[Items from a data source]
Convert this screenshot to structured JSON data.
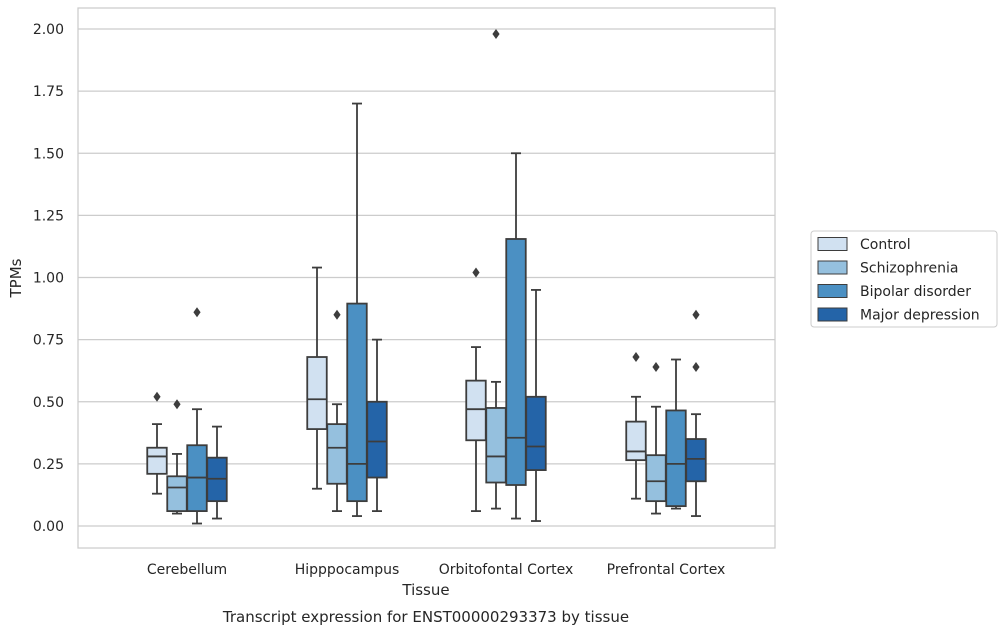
{
  "chart_data": {
    "type": "box",
    "caption": "Transcript expression for ENST00000293373 by tissue",
    "xlabel": "Tissue",
    "ylabel": "TPMs",
    "ylim": [
      -0.09,
      2.08
    ],
    "yticks": [
      "0.00",
      "0.25",
      "0.50",
      "0.75",
      "1.00",
      "1.25",
      "1.50",
      "1.75",
      "2.00"
    ],
    "ytick_values": [
      0,
      0.25,
      0.5,
      0.75,
      1.0,
      1.25,
      1.5,
      1.75,
      2.0
    ],
    "grid": "horizontal",
    "legend_position": "right",
    "categories": [
      "Cerebellum",
      "Hipppocampus",
      "Orbitofontal Cortex",
      "Prefrontal Cortex"
    ],
    "series": [
      {
        "name": "Control",
        "color": "#d1e1f1",
        "boxes": [
          {
            "whisker_low": 0.13,
            "q1": 0.21,
            "median": 0.28,
            "q3": 0.315,
            "whisker_high": 0.41,
            "outliers": [
              0.52
            ]
          },
          {
            "whisker_low": 0.15,
            "q1": 0.39,
            "median": 0.51,
            "q3": 0.68,
            "whisker_high": 1.04,
            "outliers": []
          },
          {
            "whisker_low": 0.06,
            "q1": 0.345,
            "median": 0.47,
            "q3": 0.585,
            "whisker_high": 0.72,
            "outliers": [
              1.02
            ]
          },
          {
            "whisker_low": 0.11,
            "q1": 0.265,
            "median": 0.3,
            "q3": 0.42,
            "whisker_high": 0.52,
            "outliers": [
              0.68
            ]
          }
        ]
      },
      {
        "name": "Schizophrenia",
        "color": "#95c0de",
        "boxes": [
          {
            "whisker_low": 0.05,
            "q1": 0.06,
            "median": 0.155,
            "q3": 0.2,
            "whisker_high": 0.29,
            "outliers": [
              0.49
            ]
          },
          {
            "whisker_low": 0.06,
            "q1": 0.17,
            "median": 0.315,
            "q3": 0.41,
            "whisker_high": 0.49,
            "outliers": [
              0.85
            ]
          },
          {
            "whisker_low": 0.07,
            "q1": 0.175,
            "median": 0.28,
            "q3": 0.475,
            "whisker_high": 0.58,
            "outliers": [
              1.98
            ]
          },
          {
            "whisker_low": 0.05,
            "q1": 0.1,
            "median": 0.18,
            "q3": 0.285,
            "whisker_high": 0.48,
            "outliers": [
              0.64
            ]
          }
        ]
      },
      {
        "name": "Bipolar disorder",
        "color": "#4b90c3",
        "boxes": [
          {
            "whisker_low": 0.01,
            "q1": 0.06,
            "median": 0.195,
            "q3": 0.325,
            "whisker_high": 0.47,
            "outliers": [
              0.86
            ]
          },
          {
            "whisker_low": 0.04,
            "q1": 0.1,
            "median": 0.25,
            "q3": 0.895,
            "whisker_high": 1.7,
            "outliers": []
          },
          {
            "whisker_low": 0.03,
            "q1": 0.165,
            "median": 0.355,
            "q3": 1.155,
            "whisker_high": 1.5,
            "outliers": []
          },
          {
            "whisker_low": 0.07,
            "q1": 0.08,
            "median": 0.25,
            "q3": 0.465,
            "whisker_high": 0.67,
            "outliers": []
          }
        ]
      },
      {
        "name": "Major depression",
        "color": "#2464a8",
        "boxes": [
          {
            "whisker_low": 0.03,
            "q1": 0.1,
            "median": 0.19,
            "q3": 0.275,
            "whisker_high": 0.4,
            "outliers": []
          },
          {
            "whisker_low": 0.06,
            "q1": 0.195,
            "median": 0.34,
            "q3": 0.5,
            "whisker_high": 0.75,
            "outliers": []
          },
          {
            "whisker_low": 0.02,
            "q1": 0.225,
            "median": 0.32,
            "q3": 0.52,
            "whisker_high": 0.95,
            "outliers": []
          },
          {
            "whisker_low": 0.04,
            "q1": 0.18,
            "median": 0.27,
            "q3": 0.35,
            "whisker_high": 0.45,
            "outliers": [
              0.64,
              0.85
            ]
          }
        ]
      }
    ]
  }
}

Stated task — Gather every line from the listing above in which "Cortex" appears, and copy those lines.

Answer to this problem —
      "Orbitofontal Cortex",
      "Prefrontal Cortex"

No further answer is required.